===== Data provided

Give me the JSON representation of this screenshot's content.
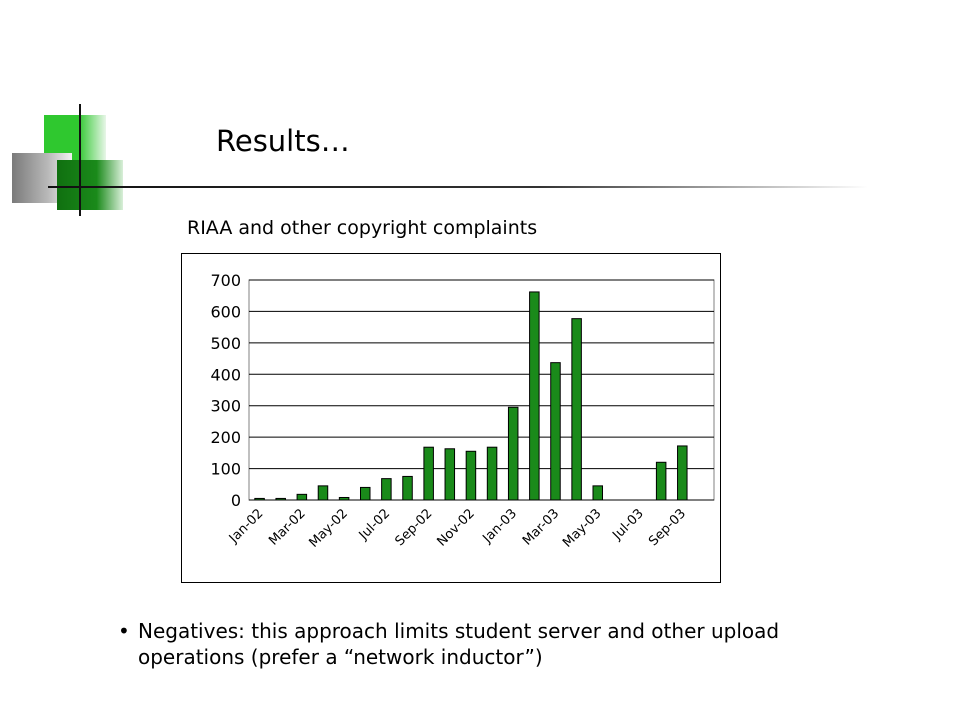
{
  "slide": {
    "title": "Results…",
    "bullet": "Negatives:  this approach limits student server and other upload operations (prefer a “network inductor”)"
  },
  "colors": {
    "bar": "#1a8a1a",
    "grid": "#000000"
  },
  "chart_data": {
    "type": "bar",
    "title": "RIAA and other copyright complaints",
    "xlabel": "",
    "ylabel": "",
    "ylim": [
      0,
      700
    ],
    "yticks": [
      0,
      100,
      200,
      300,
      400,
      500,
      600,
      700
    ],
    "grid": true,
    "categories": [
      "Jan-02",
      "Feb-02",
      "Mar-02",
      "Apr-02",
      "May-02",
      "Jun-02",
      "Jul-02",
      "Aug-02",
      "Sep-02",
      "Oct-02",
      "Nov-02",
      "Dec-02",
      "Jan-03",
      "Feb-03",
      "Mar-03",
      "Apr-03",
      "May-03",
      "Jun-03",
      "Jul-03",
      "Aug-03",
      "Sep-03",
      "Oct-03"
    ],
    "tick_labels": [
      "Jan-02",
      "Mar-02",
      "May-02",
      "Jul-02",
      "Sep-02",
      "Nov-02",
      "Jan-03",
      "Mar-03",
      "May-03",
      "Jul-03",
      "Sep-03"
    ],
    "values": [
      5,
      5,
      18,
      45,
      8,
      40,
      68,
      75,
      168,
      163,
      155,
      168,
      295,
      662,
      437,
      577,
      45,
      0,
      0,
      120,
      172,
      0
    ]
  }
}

==========
===== Data provided

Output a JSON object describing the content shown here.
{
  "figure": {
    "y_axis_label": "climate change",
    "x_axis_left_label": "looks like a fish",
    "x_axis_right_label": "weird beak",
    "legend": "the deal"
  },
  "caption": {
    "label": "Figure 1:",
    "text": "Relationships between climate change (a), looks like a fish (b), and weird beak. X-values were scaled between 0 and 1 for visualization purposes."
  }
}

==========

- Given request
Take each line containing the string "values" and copy it out.

- Exercise output
    "values": [
    "text": "Relationships between climate change (a), looks like a fish (b), and weird beak. X-values were scaled between 0 and 1 for visualization purposes."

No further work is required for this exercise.